### Required work
Only the pictures are to be left out; set down the rest of the records exactly.

### Provided information
■ ■ ■ ■ ■ ■ ■

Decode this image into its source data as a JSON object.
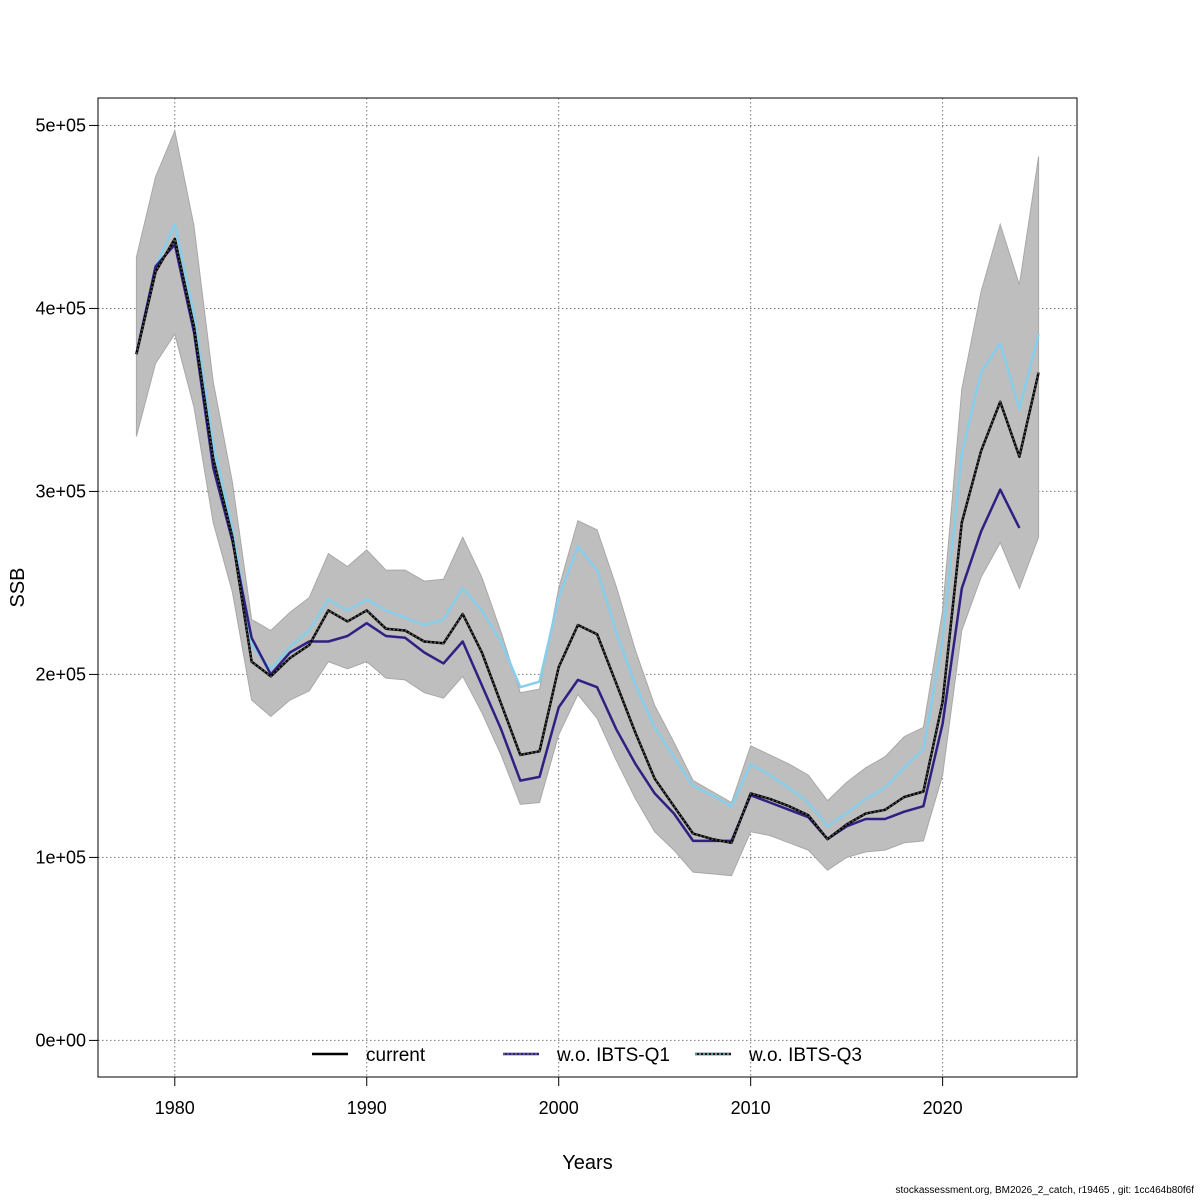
{
  "chart_data": {
    "type": "line",
    "xlabel": "Years",
    "ylabel": "SSB",
    "xlim": [
      1976,
      2027
    ],
    "ylim": [
      -20000,
      515000
    ],
    "x_ticks": [
      1980,
      1990,
      2000,
      2010,
      2020
    ],
    "y_ticks": [
      0,
      100000,
      200000,
      300000,
      400000,
      500000
    ],
    "y_tick_labels": [
      "0e+00",
      "1e+05",
      "2e+05",
      "3e+05",
      "4e+05",
      "5e+05"
    ],
    "grid": true,
    "legend_position": "bottom",
    "x": [
      1978,
      1979,
      1980,
      1981,
      1982,
      1983,
      1984,
      1985,
      1986,
      1987,
      1988,
      1989,
      1990,
      1991,
      1992,
      1993,
      1994,
      1995,
      1996,
      1997,
      1998,
      1999,
      2000,
      2001,
      2002,
      2003,
      2004,
      2005,
      2006,
      2007,
      2008,
      2009,
      2010,
      2011,
      2012,
      2013,
      2014,
      2015,
      2016,
      2017,
      2018,
      2019,
      2020,
      2021,
      2022,
      2023,
      2024,
      2025
    ],
    "band": {
      "lower": [
        330000,
        370000,
        386000,
        346000,
        283000,
        245000,
        186000,
        177000,
        186000,
        191000,
        207000,
        203000,
        207000,
        198000,
        197000,
        190000,
        187000,
        199000,
        179000,
        156000,
        129000,
        130000,
        167000,
        189000,
        176000,
        153000,
        132000,
        114000,
        104000,
        92000,
        91000,
        90000,
        114000,
        112000,
        108000,
        104000,
        93000,
        100000,
        103000,
        104000,
        108000,
        109000,
        145000,
        224000,
        253000,
        272000,
        247000,
        275000
      ],
      "upper": [
        428000,
        472000,
        497000,
        445000,
        360000,
        305000,
        230000,
        224000,
        234000,
        242000,
        266000,
        259000,
        268000,
        257000,
        257000,
        251000,
        252000,
        275000,
        253000,
        223000,
        190000,
        192000,
        247000,
        284000,
        279000,
        248000,
        213000,
        183000,
        163000,
        142000,
        136000,
        130000,
        161000,
        156000,
        151000,
        145000,
        131000,
        141000,
        149000,
        155000,
        166000,
        171000,
        235000,
        356000,
        409000,
        446000,
        413000,
        483000
      ]
    },
    "series": [
      {
        "name": "current",
        "color": "#000000",
        "values": [
          375000,
          420000,
          438000,
          390000,
          318000,
          275000,
          207000,
          199000,
          209000,
          216000,
          235000,
          229000,
          235000,
          225000,
          224000,
          218000,
          217000,
          233000,
          212000,
          184000,
          156000,
          158000,
          204000,
          227000,
          222000,
          195000,
          168000,
          143000,
          128000,
          113000,
          110000,
          108000,
          135000,
          132000,
          128000,
          123000,
          110000,
          118000,
          124000,
          126000,
          133000,
          136000,
          185000,
          283000,
          322000,
          349000,
          319000,
          365000
        ]
      },
      {
        "name": "w.o. IBTS-Q1",
        "color": "#2e2182",
        "values": [
          375000,
          423000,
          435000,
          387000,
          313000,
          273000,
          220000,
          200000,
          212000,
          218000,
          218000,
          221000,
          228000,
          221000,
          220000,
          212000,
          206000,
          218000,
          194000,
          170000,
          142000,
          144000,
          182000,
          197000,
          193000,
          170000,
          151000,
          135000,
          124000,
          109000,
          109000,
          109000,
          134000,
          130000,
          126000,
          122000,
          110000,
          117000,
          121000,
          121000,
          125000,
          128000,
          173000,
          247000,
          278000,
          301000,
          280000,
          null
        ]
      },
      {
        "name": "w.o. IBTS-Q3",
        "color": "#87ceeb",
        "values": [
          375000,
          423000,
          446000,
          397000,
          326000,
          280000,
          216000,
          203000,
          215000,
          224000,
          241000,
          235000,
          241000,
          235000,
          231000,
          227000,
          230000,
          247000,
          235000,
          218000,
          193000,
          196000,
          242000,
          270000,
          257000,
          223000,
          194000,
          171000,
          155000,
          139000,
          134000,
          128000,
          151000,
          145000,
          138000,
          130000,
          117000,
          124000,
          132000,
          138000,
          149000,
          159000,
          219000,
          321000,
          365000,
          381000,
          345000,
          386000
        ]
      }
    ]
  },
  "footnote": "stockassessment.org, BM2026_2_catch, r19465 , git: 1cc464b80f6f"
}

■ ■ ■ ■ ■ ■ ■

### Solution to the problem
Decode this image into its source data as a JSON object.
{
  "chart_data": {
    "type": "line",
    "xlabel": "Years",
    "ylabel": "SSB",
    "xlim": [
      1976,
      2027
    ],
    "ylim": [
      -20000,
      515000
    ],
    "x_ticks": [
      1980,
      1990,
      2000,
      2010,
      2020
    ],
    "y_ticks": [
      0,
      100000,
      200000,
      300000,
      400000,
      500000
    ],
    "y_tick_labels": [
      "0e+00",
      "1e+05",
      "2e+05",
      "3e+05",
      "4e+05",
      "5e+05"
    ],
    "grid": true,
    "legend_position": "bottom",
    "x": [
      1978,
      1979,
      1980,
      1981,
      1982,
      1983,
      1984,
      1985,
      1986,
      1987,
      1988,
      1989,
      1990,
      1991,
      1992,
      1993,
      1994,
      1995,
      1996,
      1997,
      1998,
      1999,
      2000,
      2001,
      2002,
      2003,
      2004,
      2005,
      2006,
      2007,
      2008,
      2009,
      2010,
      2011,
      2012,
      2013,
      2014,
      2015,
      2016,
      2017,
      2018,
      2019,
      2020,
      2021,
      2022,
      2023,
      2024,
      2025
    ],
    "band": {
      "lower": [
        330000,
        370000,
        386000,
        346000,
        283000,
        245000,
        186000,
        177000,
        186000,
        191000,
        207000,
        203000,
        207000,
        198000,
        197000,
        190000,
        187000,
        199000,
        179000,
        156000,
        129000,
        130000,
        167000,
        189000,
        176000,
        153000,
        132000,
        114000,
        104000,
        92000,
        91000,
        90000,
        114000,
        112000,
        108000,
        104000,
        93000,
        100000,
        103000,
        104000,
        108000,
        109000,
        145000,
        224000,
        253000,
        272000,
        247000,
        275000
      ],
      "upper": [
        428000,
        472000,
        497000,
        445000,
        360000,
        305000,
        230000,
        224000,
        234000,
        242000,
        266000,
        259000,
        268000,
        257000,
        257000,
        251000,
        252000,
        275000,
        253000,
        223000,
        190000,
        192000,
        247000,
        284000,
        279000,
        248000,
        213000,
        183000,
        163000,
        142000,
        136000,
        130000,
        161000,
        156000,
        151000,
        145000,
        131000,
        141000,
        149000,
        155000,
        166000,
        171000,
        235000,
        356000,
        409000,
        446000,
        413000,
        483000
      ]
    },
    "series": [
      {
        "name": "current",
        "color": "#000000",
        "values": [
          375000,
          420000,
          438000,
          390000,
          318000,
          275000,
          207000,
          199000,
          209000,
          216000,
          235000,
          229000,
          235000,
          225000,
          224000,
          218000,
          217000,
          233000,
          212000,
          184000,
          156000,
          158000,
          204000,
          227000,
          222000,
          195000,
          168000,
          143000,
          128000,
          113000,
          110000,
          108000,
          135000,
          132000,
          128000,
          123000,
          110000,
          118000,
          124000,
          126000,
          133000,
          136000,
          185000,
          283000,
          322000,
          349000,
          319000,
          365000
        ]
      },
      {
        "name": "w.o. IBTS-Q1",
        "color": "#2e2182",
        "values": [
          375000,
          423000,
          435000,
          387000,
          313000,
          273000,
          220000,
          200000,
          212000,
          218000,
          218000,
          221000,
          228000,
          221000,
          220000,
          212000,
          206000,
          218000,
          194000,
          170000,
          142000,
          144000,
          182000,
          197000,
          193000,
          170000,
          151000,
          135000,
          124000,
          109000,
          109000,
          109000,
          134000,
          130000,
          126000,
          122000,
          110000,
          117000,
          121000,
          121000,
          125000,
          128000,
          173000,
          247000,
          278000,
          301000,
          280000,
          null
        ]
      },
      {
        "name": "w.o. IBTS-Q3",
        "color": "#87ceeb",
        "values": [
          375000,
          423000,
          446000,
          397000,
          326000,
          280000,
          216000,
          203000,
          215000,
          224000,
          241000,
          235000,
          241000,
          235000,
          231000,
          227000,
          230000,
          247000,
          235000,
          218000,
          193000,
          196000,
          242000,
          270000,
          257000,
          223000,
          194000,
          171000,
          155000,
          139000,
          134000,
          128000,
          151000,
          145000,
          138000,
          130000,
          117000,
          124000,
          132000,
          138000,
          149000,
          159000,
          219000,
          321000,
          365000,
          381000,
          345000,
          386000
        ]
      }
    ]
  },
  "footnote": "stockassessment.org, BM2026_2_catch, r19465 , git: 1cc464b80f6f"
}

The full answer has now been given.